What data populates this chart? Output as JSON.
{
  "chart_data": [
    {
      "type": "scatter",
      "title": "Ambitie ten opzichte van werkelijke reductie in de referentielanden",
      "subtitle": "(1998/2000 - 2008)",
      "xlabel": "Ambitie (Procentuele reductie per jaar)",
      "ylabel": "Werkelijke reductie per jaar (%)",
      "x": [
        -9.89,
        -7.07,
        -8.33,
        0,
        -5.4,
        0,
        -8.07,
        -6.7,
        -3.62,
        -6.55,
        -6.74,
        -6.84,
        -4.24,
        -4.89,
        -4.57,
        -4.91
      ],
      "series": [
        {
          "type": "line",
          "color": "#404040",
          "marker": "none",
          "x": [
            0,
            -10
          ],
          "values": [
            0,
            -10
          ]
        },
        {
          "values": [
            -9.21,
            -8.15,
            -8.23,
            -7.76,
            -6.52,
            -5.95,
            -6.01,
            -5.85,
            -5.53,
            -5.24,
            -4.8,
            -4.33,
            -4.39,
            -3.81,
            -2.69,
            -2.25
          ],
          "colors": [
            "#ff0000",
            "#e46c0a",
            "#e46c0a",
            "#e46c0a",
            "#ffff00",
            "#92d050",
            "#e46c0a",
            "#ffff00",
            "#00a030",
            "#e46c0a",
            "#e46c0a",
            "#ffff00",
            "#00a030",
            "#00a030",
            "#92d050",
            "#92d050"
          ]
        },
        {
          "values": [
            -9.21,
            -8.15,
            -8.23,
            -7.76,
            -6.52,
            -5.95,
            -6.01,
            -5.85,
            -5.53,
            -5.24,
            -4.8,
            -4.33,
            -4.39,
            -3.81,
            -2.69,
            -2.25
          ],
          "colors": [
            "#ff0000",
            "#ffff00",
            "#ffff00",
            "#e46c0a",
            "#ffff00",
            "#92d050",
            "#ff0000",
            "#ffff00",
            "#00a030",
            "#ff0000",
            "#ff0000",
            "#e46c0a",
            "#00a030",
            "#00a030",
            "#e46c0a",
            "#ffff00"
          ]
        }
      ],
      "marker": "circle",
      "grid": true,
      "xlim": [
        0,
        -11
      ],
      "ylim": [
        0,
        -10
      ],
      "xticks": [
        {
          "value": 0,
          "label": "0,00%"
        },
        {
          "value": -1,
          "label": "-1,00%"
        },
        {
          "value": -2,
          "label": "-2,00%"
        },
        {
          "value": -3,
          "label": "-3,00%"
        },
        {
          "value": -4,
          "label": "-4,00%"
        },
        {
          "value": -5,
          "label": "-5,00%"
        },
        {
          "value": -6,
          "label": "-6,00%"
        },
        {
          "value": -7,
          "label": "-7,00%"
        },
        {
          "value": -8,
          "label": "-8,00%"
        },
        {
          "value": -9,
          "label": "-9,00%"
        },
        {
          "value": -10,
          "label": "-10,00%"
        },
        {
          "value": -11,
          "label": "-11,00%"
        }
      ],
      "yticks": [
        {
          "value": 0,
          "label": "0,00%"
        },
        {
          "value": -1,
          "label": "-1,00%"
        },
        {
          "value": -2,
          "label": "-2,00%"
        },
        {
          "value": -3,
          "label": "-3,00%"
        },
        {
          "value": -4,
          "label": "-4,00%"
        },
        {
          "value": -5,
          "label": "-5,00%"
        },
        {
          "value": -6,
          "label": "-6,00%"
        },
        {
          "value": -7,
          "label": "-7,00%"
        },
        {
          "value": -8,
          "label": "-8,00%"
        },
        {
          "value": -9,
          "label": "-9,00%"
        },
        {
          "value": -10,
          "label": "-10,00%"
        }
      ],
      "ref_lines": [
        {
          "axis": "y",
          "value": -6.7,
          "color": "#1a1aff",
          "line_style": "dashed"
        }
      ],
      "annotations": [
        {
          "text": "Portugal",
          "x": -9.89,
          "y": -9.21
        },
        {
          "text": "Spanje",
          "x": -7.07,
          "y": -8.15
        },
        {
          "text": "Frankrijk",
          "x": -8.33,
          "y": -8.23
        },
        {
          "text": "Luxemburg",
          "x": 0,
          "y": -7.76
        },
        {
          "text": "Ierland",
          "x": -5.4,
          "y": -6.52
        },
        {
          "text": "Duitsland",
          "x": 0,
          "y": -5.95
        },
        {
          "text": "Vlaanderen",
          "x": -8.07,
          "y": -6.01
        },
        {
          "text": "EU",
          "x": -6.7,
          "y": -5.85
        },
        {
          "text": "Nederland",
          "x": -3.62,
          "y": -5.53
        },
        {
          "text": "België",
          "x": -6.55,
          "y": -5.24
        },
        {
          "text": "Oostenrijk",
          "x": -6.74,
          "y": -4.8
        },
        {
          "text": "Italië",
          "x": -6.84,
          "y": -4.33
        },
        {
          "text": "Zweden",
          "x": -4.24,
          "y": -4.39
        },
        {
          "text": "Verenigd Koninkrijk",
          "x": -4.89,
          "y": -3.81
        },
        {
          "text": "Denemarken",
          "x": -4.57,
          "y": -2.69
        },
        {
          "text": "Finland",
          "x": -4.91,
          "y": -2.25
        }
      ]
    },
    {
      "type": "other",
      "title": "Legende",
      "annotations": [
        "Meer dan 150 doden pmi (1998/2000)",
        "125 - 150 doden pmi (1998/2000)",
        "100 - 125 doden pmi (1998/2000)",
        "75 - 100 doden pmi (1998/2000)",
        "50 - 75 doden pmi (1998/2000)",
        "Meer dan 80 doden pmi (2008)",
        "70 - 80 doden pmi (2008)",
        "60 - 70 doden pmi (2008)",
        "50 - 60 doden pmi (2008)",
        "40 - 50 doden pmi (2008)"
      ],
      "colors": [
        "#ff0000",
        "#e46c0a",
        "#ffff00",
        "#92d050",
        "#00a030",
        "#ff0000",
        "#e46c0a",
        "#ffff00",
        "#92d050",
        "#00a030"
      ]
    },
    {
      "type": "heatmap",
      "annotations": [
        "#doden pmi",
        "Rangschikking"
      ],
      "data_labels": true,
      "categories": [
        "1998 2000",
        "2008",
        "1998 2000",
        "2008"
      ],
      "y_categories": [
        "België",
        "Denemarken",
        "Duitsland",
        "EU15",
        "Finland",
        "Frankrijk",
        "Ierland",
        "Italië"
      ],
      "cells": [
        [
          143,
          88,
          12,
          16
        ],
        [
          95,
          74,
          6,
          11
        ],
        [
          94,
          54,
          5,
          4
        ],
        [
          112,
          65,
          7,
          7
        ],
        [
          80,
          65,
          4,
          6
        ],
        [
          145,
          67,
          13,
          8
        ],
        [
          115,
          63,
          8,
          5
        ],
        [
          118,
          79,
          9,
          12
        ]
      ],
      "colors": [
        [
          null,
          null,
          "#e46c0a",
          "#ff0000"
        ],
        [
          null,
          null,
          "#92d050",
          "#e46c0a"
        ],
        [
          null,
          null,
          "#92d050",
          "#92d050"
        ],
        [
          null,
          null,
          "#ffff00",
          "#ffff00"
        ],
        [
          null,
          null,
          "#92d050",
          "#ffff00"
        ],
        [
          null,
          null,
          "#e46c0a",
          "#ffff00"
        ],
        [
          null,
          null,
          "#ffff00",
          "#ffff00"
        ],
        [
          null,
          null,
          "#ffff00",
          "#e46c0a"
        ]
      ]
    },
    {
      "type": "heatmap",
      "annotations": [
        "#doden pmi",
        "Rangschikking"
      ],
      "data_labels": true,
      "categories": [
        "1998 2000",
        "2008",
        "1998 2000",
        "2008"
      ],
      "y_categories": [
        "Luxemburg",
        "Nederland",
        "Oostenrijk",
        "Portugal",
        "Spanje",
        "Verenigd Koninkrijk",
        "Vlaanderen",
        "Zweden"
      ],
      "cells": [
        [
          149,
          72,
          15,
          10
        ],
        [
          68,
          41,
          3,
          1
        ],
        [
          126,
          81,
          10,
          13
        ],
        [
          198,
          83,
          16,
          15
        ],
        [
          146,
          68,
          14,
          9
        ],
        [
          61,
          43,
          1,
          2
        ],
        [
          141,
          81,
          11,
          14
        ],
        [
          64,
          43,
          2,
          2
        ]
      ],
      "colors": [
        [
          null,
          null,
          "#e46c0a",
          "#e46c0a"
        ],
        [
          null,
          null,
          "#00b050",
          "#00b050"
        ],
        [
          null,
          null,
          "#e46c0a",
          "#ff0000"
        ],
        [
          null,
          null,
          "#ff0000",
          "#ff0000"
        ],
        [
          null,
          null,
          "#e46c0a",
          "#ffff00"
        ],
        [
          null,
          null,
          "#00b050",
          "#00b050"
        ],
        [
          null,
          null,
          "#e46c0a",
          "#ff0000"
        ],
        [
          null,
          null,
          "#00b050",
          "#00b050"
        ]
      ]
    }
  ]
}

Exercise instructions:
Each line that holds the word "Verenigd" should be extracted from the records.

Task solution:
          "text": "Verenigd Koninkrijk",
        "Verenigd Koninkrijk",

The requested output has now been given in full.